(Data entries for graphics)

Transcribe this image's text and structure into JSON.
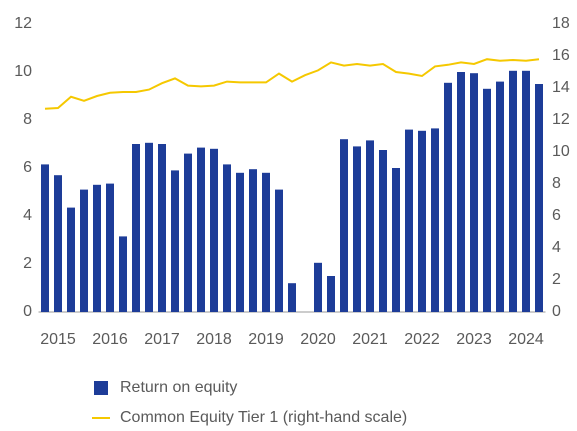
{
  "chart_data": {
    "type": "bar",
    "categories": [
      null,
      "2015",
      null,
      null,
      null,
      "2016",
      null,
      null,
      null,
      "2017",
      null,
      null,
      null,
      "2018",
      null,
      null,
      null,
      "2019",
      null,
      null,
      null,
      "2020",
      null,
      null,
      null,
      "2021",
      null,
      null,
      null,
      "2022",
      null,
      null,
      null,
      "2023",
      null,
      null,
      null,
      "2024",
      null
    ],
    "series": [
      {
        "name": "Return on equity",
        "color": "#1d3c98",
        "type": "bar",
        "values": [
          6.15,
          5.7,
          4.35,
          5.1,
          5.3,
          5.35,
          3.15,
          7.0,
          7.05,
          7.0,
          5.9,
          6.6,
          6.85,
          6.8,
          6.15,
          5.8,
          5.95,
          5.8,
          5.1,
          1.2,
          null,
          2.05,
          1.5,
          7.2,
          6.9,
          7.15,
          6.75,
          6.0,
          7.6,
          7.55,
          7.65,
          9.55,
          10.0,
          9.95,
          9.3,
          9.6,
          10.05,
          10.05,
          9.5
        ]
      },
      {
        "name": "Common Equity Tier 1 (right-hand scale)",
        "color": "#f5c800",
        "type": "line",
        "axis": "y2",
        "values": [
          12.7,
          12.75,
          13.45,
          13.2,
          13.5,
          13.7,
          13.75,
          13.75,
          13.9,
          14.3,
          14.6,
          14.15,
          14.1,
          14.15,
          14.4,
          14.35,
          14.35,
          14.35,
          14.9,
          14.4,
          14.8,
          15.1,
          15.6,
          15.4,
          15.5,
          15.4,
          15.5,
          15.0,
          14.9,
          14.75,
          15.35,
          15.45,
          15.6,
          15.5,
          15.8,
          15.7,
          15.75,
          15.7,
          15.8
        ]
      }
    ],
    "ylim": [
      0,
      12
    ],
    "yticks": [
      0,
      2,
      4,
      6,
      8,
      10,
      12
    ],
    "y2lim": [
      0,
      18
    ],
    "y2ticks": [
      0,
      2,
      4,
      6,
      8,
      10,
      12,
      14,
      16,
      18
    ],
    "grid": false,
    "legend": "bottom"
  }
}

WHAT YOU NEED TO DO
Search the listing for the word "name". Copy every line in which it occurs.

CORRECT RESULT
        "name": "Return on equity",
        "name": "Common Equity Tier 1 (right-hand scale)",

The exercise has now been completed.